## Start Dataset
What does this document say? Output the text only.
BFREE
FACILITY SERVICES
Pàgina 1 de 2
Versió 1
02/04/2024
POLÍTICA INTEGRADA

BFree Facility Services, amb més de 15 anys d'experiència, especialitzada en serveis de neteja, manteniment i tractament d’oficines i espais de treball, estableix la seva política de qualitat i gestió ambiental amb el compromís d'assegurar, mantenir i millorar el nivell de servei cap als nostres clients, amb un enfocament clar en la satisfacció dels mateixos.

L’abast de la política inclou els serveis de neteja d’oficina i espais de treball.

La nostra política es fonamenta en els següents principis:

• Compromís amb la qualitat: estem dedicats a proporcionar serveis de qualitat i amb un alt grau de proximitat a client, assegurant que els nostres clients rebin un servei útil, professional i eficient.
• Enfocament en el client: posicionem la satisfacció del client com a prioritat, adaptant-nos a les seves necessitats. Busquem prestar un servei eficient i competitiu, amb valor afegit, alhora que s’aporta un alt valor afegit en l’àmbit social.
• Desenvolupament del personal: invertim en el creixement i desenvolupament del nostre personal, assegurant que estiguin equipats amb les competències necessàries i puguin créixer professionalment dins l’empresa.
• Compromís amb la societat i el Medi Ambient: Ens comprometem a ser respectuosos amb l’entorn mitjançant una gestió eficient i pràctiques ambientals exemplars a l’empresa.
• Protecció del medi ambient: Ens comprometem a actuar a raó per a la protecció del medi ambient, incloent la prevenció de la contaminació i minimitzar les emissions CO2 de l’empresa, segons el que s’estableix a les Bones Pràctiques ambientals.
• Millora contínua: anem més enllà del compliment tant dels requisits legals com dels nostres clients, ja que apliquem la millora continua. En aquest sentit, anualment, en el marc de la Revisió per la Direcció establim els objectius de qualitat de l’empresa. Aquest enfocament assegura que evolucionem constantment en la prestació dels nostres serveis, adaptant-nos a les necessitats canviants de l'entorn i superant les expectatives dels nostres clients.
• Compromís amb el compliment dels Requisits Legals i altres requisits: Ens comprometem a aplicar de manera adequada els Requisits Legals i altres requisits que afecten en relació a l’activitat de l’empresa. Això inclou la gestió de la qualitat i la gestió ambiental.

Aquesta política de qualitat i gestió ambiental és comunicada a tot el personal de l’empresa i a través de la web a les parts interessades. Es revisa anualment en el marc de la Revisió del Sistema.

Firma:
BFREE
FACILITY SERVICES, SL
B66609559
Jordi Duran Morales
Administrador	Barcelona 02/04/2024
## End Dataset
▶ [Given instruction]: Could you quote the material above in full, exactly as it stands?

▶ [Task response]:
What does this document say? Output the text only.
BFREE
FACILITY SERVICES
Pàgina 1 de 2
Versió 1
02/04/2024
POLÍTICA INTEGRADA

BFree Facility Services, amb més de 15 anys d'experiència, especialitzada en serveis de neteja, manteniment i tractament d’oficines i espais de treball, estableix la seva política de qualitat i gestió ambiental amb el compromís d'assegurar, mantenir i millorar el nivell de servei cap als nostres clients, amb un enfocament clar en la satisfacció dels mateixos.

L’abast de la política inclou els serveis de neteja d’oficina i espais de treball.

La nostra política es fonamenta en els següents principis:

• Compromís amb la qualitat: estem dedicats a proporcionar serveis de qualitat i amb un alt grau de proximitat a client, assegurant que els nostres clients rebin un servei útil, professional i eficient.
• Enfocament en el client: posicionem la satisfacció del client com a prioritat, adaptant-nos a les seves necessitats. Busquem prestar un servei eficient i competitiu, amb valor afegit, alhora que s’aporta un alt valor afegit en l’àmbit social.
• Desenvolupament del personal: invertim en el creixement i desenvolupament del nostre personal, assegurant que estiguin equipats amb les competències necessàries i puguin créixer professionalment dins l’empresa.
• Compromís amb la societat i el Medi Ambient: Ens comprometem a ser respectuosos amb l’entorn mitjançant una gestió eficient i pràctiques ambientals exemplars a l’empresa.
• Protecció del medi ambient: Ens comprometem a actuar a raó per a la protecció del medi ambient, incloent la prevenció de la contaminació i minimitzar les emissions CO2 de l’empresa, segons el que s’estableix a les Bones Pràctiques ambientals.
• Millora contínua: anem més enllà del compliment tant dels requisits legals com dels nostres clients, ja que apliquem la millora continua. En aquest sentit, anualment, en el marc de la Revisió per la Direcció establim els objectius de qualitat de l’empresa. Aquest enfocament assegura que evolucionem constantment en la prestació dels nostres serveis, adaptant-nos a les necessitats canviants de l'entorn i superant les expectatives dels nostres clients.
• Compromís amb el compliment dels Requisits Legals i altres requisits: Ens comprometem a aplicar de manera adequada els Requisits Legals i altres requisits que afecten en relació a l’activitat de l’empresa. Això inclou la gestió de la qualitat i la gestió ambiental.

Aquesta política de qualitat i gestió ambiental és comunicada a tot el personal de l’empresa i a través de la web a les parts interessades. Es revisa anualment en el marc de la Revisió del Sistema.

Firma:
BFREE
FACILITY SERVICES, SL
B66609559
Jordi Duran Morales
Administrador	Barcelona 02/04/2024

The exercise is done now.